** Start RECORD EXCERPTS **

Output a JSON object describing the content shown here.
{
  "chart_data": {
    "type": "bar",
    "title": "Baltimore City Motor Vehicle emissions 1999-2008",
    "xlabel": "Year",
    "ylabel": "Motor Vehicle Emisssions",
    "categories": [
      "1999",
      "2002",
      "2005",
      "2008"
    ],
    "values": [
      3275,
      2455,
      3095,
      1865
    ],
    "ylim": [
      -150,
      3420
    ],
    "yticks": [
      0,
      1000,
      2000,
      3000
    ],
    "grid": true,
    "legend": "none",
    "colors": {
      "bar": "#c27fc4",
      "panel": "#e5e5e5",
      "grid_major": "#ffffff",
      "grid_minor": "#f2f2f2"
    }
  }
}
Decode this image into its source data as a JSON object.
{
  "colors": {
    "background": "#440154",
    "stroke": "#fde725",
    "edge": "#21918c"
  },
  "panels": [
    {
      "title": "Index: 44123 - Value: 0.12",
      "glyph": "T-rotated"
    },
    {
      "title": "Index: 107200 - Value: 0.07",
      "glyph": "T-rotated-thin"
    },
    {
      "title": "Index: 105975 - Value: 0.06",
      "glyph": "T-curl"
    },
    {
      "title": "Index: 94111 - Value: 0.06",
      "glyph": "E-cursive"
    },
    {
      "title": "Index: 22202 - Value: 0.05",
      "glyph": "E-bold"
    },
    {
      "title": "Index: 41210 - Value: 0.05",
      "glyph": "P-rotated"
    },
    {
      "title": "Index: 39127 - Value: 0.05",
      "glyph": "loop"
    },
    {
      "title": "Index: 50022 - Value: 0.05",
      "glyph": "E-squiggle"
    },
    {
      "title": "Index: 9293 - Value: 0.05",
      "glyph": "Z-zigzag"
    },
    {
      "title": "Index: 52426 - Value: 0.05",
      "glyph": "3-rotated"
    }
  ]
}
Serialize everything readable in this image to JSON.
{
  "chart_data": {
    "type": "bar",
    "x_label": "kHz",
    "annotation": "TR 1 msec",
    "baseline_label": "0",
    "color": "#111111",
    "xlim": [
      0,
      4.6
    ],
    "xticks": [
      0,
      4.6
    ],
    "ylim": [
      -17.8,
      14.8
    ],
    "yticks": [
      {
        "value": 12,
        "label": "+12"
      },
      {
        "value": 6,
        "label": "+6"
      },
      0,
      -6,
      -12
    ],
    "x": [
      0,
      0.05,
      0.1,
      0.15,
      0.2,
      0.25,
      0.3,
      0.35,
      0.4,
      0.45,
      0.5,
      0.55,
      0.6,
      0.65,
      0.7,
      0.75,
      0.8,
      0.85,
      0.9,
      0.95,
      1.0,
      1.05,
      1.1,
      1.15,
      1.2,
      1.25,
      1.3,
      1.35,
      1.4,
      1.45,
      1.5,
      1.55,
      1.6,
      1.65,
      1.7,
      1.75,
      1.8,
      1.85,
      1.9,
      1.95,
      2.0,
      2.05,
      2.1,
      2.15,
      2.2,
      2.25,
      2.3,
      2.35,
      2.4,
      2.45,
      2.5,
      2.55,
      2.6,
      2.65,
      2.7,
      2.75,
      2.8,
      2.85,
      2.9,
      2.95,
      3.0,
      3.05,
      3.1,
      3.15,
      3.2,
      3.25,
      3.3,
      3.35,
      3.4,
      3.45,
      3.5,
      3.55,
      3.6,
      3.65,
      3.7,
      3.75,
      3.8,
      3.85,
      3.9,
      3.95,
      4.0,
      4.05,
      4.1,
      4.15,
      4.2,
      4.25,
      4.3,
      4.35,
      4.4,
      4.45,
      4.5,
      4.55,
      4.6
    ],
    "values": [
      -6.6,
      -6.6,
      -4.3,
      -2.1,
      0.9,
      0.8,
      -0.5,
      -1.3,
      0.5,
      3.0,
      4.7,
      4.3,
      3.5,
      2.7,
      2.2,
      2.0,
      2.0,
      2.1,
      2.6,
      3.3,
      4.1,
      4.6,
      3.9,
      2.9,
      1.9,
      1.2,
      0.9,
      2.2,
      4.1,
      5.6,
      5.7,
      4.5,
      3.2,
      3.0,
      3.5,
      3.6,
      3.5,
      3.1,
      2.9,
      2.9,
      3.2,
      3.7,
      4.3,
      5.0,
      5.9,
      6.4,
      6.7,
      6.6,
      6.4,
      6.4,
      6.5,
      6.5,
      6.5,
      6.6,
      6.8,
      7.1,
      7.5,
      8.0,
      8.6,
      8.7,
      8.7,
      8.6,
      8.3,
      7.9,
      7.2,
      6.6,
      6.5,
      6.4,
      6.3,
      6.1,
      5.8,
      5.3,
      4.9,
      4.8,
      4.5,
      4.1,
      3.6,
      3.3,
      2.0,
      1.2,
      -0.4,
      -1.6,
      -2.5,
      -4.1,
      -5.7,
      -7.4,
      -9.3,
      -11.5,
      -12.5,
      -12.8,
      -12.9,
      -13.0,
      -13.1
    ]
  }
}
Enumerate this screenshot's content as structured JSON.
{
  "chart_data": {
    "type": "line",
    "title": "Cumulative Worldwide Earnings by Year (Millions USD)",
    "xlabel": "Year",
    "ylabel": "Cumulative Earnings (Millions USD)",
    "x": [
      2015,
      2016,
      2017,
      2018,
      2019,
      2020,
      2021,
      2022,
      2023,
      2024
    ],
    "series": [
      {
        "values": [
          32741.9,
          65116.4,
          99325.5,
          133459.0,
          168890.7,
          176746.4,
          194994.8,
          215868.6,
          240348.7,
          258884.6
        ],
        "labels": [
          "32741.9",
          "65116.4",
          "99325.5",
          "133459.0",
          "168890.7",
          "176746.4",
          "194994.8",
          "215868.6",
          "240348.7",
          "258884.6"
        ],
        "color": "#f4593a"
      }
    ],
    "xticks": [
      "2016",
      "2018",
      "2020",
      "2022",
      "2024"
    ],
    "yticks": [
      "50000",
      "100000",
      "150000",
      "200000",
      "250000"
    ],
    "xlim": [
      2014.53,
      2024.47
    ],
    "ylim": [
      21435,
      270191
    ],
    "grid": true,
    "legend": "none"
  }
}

** End RECORD EXCERPTS **

TASK INSTRUCTIONS: Reproduce all of the entries word for word.

PROBLEM SOLUTION:
Output a JSON object describing the content shown here.
{
  "chart_data": {
    "type": "bar",
    "title": "Baltimore City Motor Vehicle emissions 1999-2008",
    "xlabel": "Year",
    "ylabel": "Motor Vehicle Emisssions",
    "categories": [
      "1999",
      "2002",
      "2005",
      "2008"
    ],
    "values": [
      3275,
      2455,
      3095,
      1865
    ],
    "ylim": [
      -150,
      3420
    ],
    "yticks": [
      0,
      1000,
      2000,
      3000
    ],
    "grid": true,
    "legend": "none",
    "colors": {
      "bar": "#c27fc4",
      "panel": "#e5e5e5",
      "grid_major": "#ffffff",
      "grid_minor": "#f2f2f2"
    }
  }
}
Decode this image into its source data as a JSON object.
{
  "colors": {
    "background": "#440154",
    "stroke": "#fde725",
    "edge": "#21918c"
  },
  "panels": [
    {
      "title": "Index: 44123 - Value: 0.12",
      "glyph": "T-rotated"
    },
    {
      "title": "Index: 107200 - Value: 0.07",
      "glyph": "T-rotated-thin"
    },
    {
      "title": "Index: 105975 - Value: 0.06",
      "glyph": "T-curl"
    },
    {
      "title": "Index: 94111 - Value: 0.06",
      "glyph": "E-cursive"
    },
    {
      "title": "Index: 22202 - Value: 0.05",
      "glyph": "E-bold"
    },
    {
      "title": "Index: 41210 - Value: 0.05",
      "glyph": "P-rotated"
    },
    {
      "title": "Index: 39127 - Value: 0.05",
      "glyph": "loop"
    },
    {
      "title": "Index: 50022 - Value: 0.05",
      "glyph": "E-squiggle"
    },
    {
      "title": "Index: 9293 - Value: 0.05",
      "glyph": "Z-zigzag"
    },
    {
      "title": "Index: 52426 - Value: 0.05",
      "glyph": "3-rotated"
    }
  ]
}
Serialize everything readable in this image to JSON.
{
  "chart_data": {
    "type": "bar",
    "x_label": "kHz",
    "annotation": "TR 1 msec",
    "baseline_label": "0",
    "color": "#111111",
    "xlim": [
      0,
      4.6
    ],
    "xticks": [
      0,
      4.6
    ],
    "ylim": [
      -17.8,
      14.8
    ],
    "yticks": [
      {
        "value": 12,
        "label": "+12"
      },
      {
        "value": 6,
        "label": "+6"
      },
      0,
      -6,
      -12
    ],
    "x": [
      0,
      0.05,
      0.1,
      0.15,
      0.2,
      0.25,
      0.3,
      0.35,
      0.4,
      0.45,
      0.5,
      0.55,
      0.6,
      0.65,
      0.7,
      0.75,
      0.8,
      0.85,
      0.9,
      0.95,
      1.0,
      1.05,
      1.1,
      1.15,
      1.2,
      1.25,
      1.3,
      1.35,
      1.4,
      1.45,
      1.5,
      1.55,
      1.6,
      1.65,
      1.7,
      1.75,
      1.8,
      1.85,
      1.9,
      1.95,
      2.0,
      2.05,
      2.1,
      2.15,
      2.2,
      2.25,
      2.3,
      2.35,
      2.4,
      2.45,
      2.5,
      2.55,
      2.6,
      2.65,
      2.7,
      2.75,
      2.8,
      2.85,
      2.9,
      2.95,
      3.0,
      3.05,
      3.1,
      3.15,
      3.2,
      3.25,
      3.3,
      3.35,
      3.4,
      3.45,
      3.5,
      3.55,
      3.6,
      3.65,
      3.7,
      3.75,
      3.8,
      3.85,
      3.9,
      3.95,
      4.0,
      4.05,
      4.1,
      4.15,
      4.2,
      4.25,
      4.3,
      4.35,
      4.4,
      4.45,
      4.5,
      4.55,
      4.6
    ],
    "values": [
      -6.6,
      -6.6,
      -4.3,
      -2.1,
      0.9,
      0.8,
      -0.5,
      -1.3,
      0.5,
      3.0,
      4.7,
      4.3,
      3.5,
      2.7,
      2.2,
      2.0,
      2.0,
      2.1,
      2.6,
      3.3,
      4.1,
      4.6,
      3.9,
      2.9,
      1.9,
      1.2,
      0.9,
      2.2,
      4.1,
      5.6,
      5.7,
      4.5,
      3.2,
      3.0,
      3.5,
      3.6,
      3.5,
      3.1,
      2.9,
      2.9,
      3.2,
      3.7,
      4.3,
      5.0,
      5.9,
      6.4,
      6.7,
      6.6,
      6.4,
      6.4,
      6.5,
      6.5,
      6.5,
      6.6,
      6.8,
      7.1,
      7.5,
      8.0,
      8.6,
      8.7,
      8.7,
      8.6,
      8.3,
      7.9,
      7.2,
      6.6,
      6.5,
      6.4,
      6.3,
      6.1,
      5.8,
      5.3,
      4.9,
      4.8,
      4.5,
      4.1,
      3.6,
      3.3,
      2.0,
      1.2,
      -0.4,
      -1.6,
      -2.5,
      -4.1,
      -5.7,
      -7.4,
      -9.3,
      -11.5,
      -12.5,
      -12.8,
      -12.9,
      -13.0,
      -13.1
    ]
  }
}
Enumerate this screenshot's content as structured JSON.
{
  "chart_data": {
    "type": "line",
    "title": "Cumulative Worldwide Earnings by Year (Millions USD)",
    "xlabel": "Year",
    "ylabel": "Cumulative Earnings (Millions USD)",
    "x": [
      2015,
      2016,
      2017,
      2018,
      2019,
      2020,
      2021,
      2022,
      2023,
      2024
    ],
    "series": [
      {
        "values": [
          32741.9,
          65116.4,
          99325.5,
          133459.0,
          168890.7,
          176746.4,
          194994.8,
          215868.6,
          240348.7,
          258884.6
        ],
        "labels": [
          "32741.9",
          "65116.4",
          "99325.5",
          "133459.0",
          "168890.7",
          "176746.4",
          "194994.8",
          "215868.6",
          "240348.7",
          "258884.6"
        ],
        "color": "#f4593a"
      }
    ],
    "xticks": [
      "2016",
      "2018",
      "2020",
      "2022",
      "2024"
    ],
    "yticks": [
      "50000",
      "100000",
      "150000",
      "200000",
      "250000"
    ],
    "xlim": [
      2014.53,
      2024.47
    ],
    "ylim": [
      21435,
      270191
    ],
    "grid": true,
    "legend": "none"
  }
}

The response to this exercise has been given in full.